__Brief__:
Repeat the whole listing exactly.

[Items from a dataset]
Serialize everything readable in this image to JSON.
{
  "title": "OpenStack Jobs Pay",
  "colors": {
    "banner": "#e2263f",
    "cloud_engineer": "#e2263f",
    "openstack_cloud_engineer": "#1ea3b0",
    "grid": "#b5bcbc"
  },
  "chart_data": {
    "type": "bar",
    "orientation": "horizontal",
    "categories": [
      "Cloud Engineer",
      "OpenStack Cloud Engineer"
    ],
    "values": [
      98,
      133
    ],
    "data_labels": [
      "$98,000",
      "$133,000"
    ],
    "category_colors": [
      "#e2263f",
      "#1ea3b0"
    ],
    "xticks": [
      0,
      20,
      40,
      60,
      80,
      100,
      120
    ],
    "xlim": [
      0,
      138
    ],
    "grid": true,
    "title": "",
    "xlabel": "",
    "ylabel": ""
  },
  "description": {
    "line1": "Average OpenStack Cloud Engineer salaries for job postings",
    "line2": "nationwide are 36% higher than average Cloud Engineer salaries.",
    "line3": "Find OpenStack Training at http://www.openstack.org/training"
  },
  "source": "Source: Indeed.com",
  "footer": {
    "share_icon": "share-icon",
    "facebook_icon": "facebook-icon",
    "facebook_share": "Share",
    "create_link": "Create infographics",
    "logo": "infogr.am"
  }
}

__Correct result__:
Serialize everything readable in this image to JSON.
{
  "title": "OpenStack Jobs Pay",
  "colors": {
    "banner": "#e2263f",
    "cloud_engineer": "#e2263f",
    "openstack_cloud_engineer": "#1ea3b0",
    "grid": "#b5bcbc"
  },
  "chart_data": {
    "type": "bar",
    "orientation": "horizontal",
    "categories": [
      "Cloud Engineer",
      "OpenStack Cloud Engineer"
    ],
    "values": [
      98,
      133
    ],
    "data_labels": [
      "$98,000",
      "$133,000"
    ],
    "category_colors": [
      "#e2263f",
      "#1ea3b0"
    ],
    "xticks": [
      0,
      20,
      40,
      60,
      80,
      100,
      120
    ],
    "xlim": [
      0,
      138
    ],
    "grid": true,
    "title": "",
    "xlabel": "",
    "ylabel": ""
  },
  "description": {
    "line1": "Average OpenStack Cloud Engineer salaries for job postings",
    "line2": "nationwide are 36% higher than average Cloud Engineer salaries.",
    "line3": "Find OpenStack Training at http://www.openstack.org/training"
  },
  "source": "Source: Indeed.com",
  "footer": {
    "share_icon": "share-icon",
    "facebook_icon": "facebook-icon",
    "facebook_share": "Share",
    "create_link": "Create infographics",
    "logo": "infogr.am"
  }
}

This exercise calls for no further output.